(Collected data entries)
########

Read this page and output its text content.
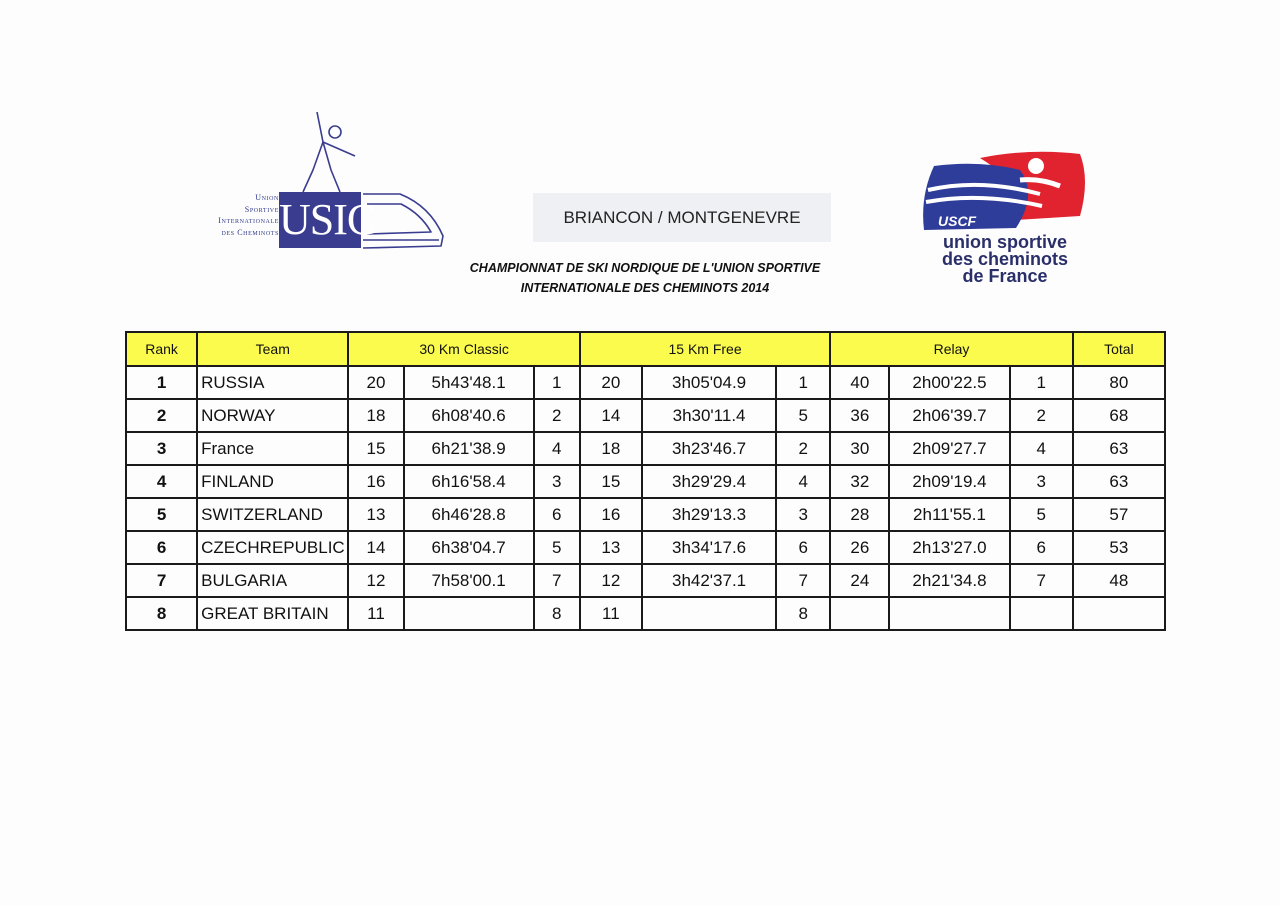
Union
Sportive
Internationale
des Cheminots USIC	BRIANCON / MONTGENEVRE
CHAMPIONNAT DE SKI NORDIQUE DE L'UNION SPORTIVE
INTERNATIONALE DES CHEMINOTS 2014
USCF
union sportive
des cheminots
de France
Rank	Team	30 Km Classic			15 Km Free			Relay			Total
1	RUSSIA	20	5h43'48.1	1	20	3h05'04.9	1	40	2h00'22.5	1	80
2	NORWAY	18	6h08'40.6	2	14	3h30'11.4	5	36	2h06'39.7	2	68
3	France	15	6h21'38.9	4	18	3h23'46.7	2	30	2h09'27.7	4	63
4	FINLAND	16	6h16'58.4	3	15	3h29'29.4	4	32	2h09'19.4	3	63
5	SWITZERLAND	13	6h46'28.8	6	16	3h29'13.3	3	28	2h11'55.1	5	57
6	CZECHREPUBLIC	14	6h38'04.7	5	13	3h34'17.6	6	26	2h13'27.0	6	53
7	BULGARIA	12	7h58'00.1	7	12	3h42'37.1	7	24	2h21'34.8	7	48
8	GREAT BRITAIN	11		8	11		8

########

§ **Written instruction**:
Exactly as written, return every line of the listing, but not the pictures.

§ **Solution below**:
Read this page and output its text content.
Union
Sportive
Internationale
des Cheminots USIC	BRIANCON / MONTGENEVRE
CHAMPIONNAT DE SKI NORDIQUE DE L'UNION SPORTIVE
INTERNATIONALE DES CHEMINOTS 2014
USCF
union sportive
des cheminots
de France
Rank	Team	30 Km Classic			15 Km Free			Relay			Total
1	RUSSIA	20	5h43'48.1	1	20	3h05'04.9	1	40	2h00'22.5	1	80
2	NORWAY	18	6h08'40.6	2	14	3h30'11.4	5	36	2h06'39.7	2	68
3	France	15	6h21'38.9	4	18	3h23'46.7	2	30	2h09'27.7	4	63
4	FINLAND	16	6h16'58.4	3	15	3h29'29.4	4	32	2h09'19.4	3	63
5	SWITZERLAND	13	6h46'28.8	6	16	3h29'13.3	3	28	2h11'55.1	5	57
6	CZECHREPUBLIC	14	6h38'04.7	5	13	3h34'17.6	6	26	2h13'27.0	6	53
7	BULGARIA	12	7h58'00.1	7	12	3h42'37.1	7	24	2h21'34.8	7	48
8	GREAT BRITAIN	11		8	11		8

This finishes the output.